▶ GOAL OF THE EXERCISE
Your task is to print every entry below exactly as given.

▶ RECORDS
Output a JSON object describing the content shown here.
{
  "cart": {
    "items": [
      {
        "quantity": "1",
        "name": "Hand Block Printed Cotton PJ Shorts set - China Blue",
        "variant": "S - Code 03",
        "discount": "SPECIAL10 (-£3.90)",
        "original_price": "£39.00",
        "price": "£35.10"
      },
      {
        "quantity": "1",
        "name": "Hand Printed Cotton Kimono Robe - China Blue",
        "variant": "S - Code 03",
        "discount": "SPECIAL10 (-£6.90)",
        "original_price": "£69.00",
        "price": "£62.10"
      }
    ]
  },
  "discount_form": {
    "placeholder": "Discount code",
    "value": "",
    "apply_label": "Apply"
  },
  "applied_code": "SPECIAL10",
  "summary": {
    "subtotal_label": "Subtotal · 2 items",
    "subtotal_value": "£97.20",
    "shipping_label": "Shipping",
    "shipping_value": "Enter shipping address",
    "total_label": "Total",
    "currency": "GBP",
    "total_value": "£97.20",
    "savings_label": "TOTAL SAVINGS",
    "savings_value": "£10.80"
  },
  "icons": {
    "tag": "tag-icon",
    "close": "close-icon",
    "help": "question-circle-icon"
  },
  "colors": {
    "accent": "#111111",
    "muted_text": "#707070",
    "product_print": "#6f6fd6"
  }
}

▶ ANSWER
Output a JSON object describing the content shown here.
{
  "cart": {
    "items": [
      {
        "quantity": "1",
        "name": "Hand Block Printed Cotton PJ Shorts set - China Blue",
        "variant": "S - Code 03",
        "discount": "SPECIAL10 (-£3.90)",
        "original_price": "£39.00",
        "price": "£35.10"
      },
      {
        "quantity": "1",
        "name": "Hand Printed Cotton Kimono Robe - China Blue",
        "variant": "S - Code 03",
        "discount": "SPECIAL10 (-£6.90)",
        "original_price": "£69.00",
        "price": "£62.10"
      }
    ]
  },
  "discount_form": {
    "placeholder": "Discount code",
    "value": "",
    "apply_label": "Apply"
  },
  "applied_code": "SPECIAL10",
  "summary": {
    "subtotal_label": "Subtotal · 2 items",
    "subtotal_value": "£97.20",
    "shipping_label": "Shipping",
    "shipping_value": "Enter shipping address",
    "total_label": "Total",
    "currency": "GBP",
    "total_value": "£97.20",
    "savings_label": "TOTAL SAVINGS",
    "savings_value": "£10.80"
  },
  "icons": {
    "tag": "tag-icon",
    "close": "close-icon",
    "help": "question-circle-icon"
  },
  "colors": {
    "accent": "#111111",
    "muted_text": "#707070",
    "product_print": "#6f6fd6"
  }
}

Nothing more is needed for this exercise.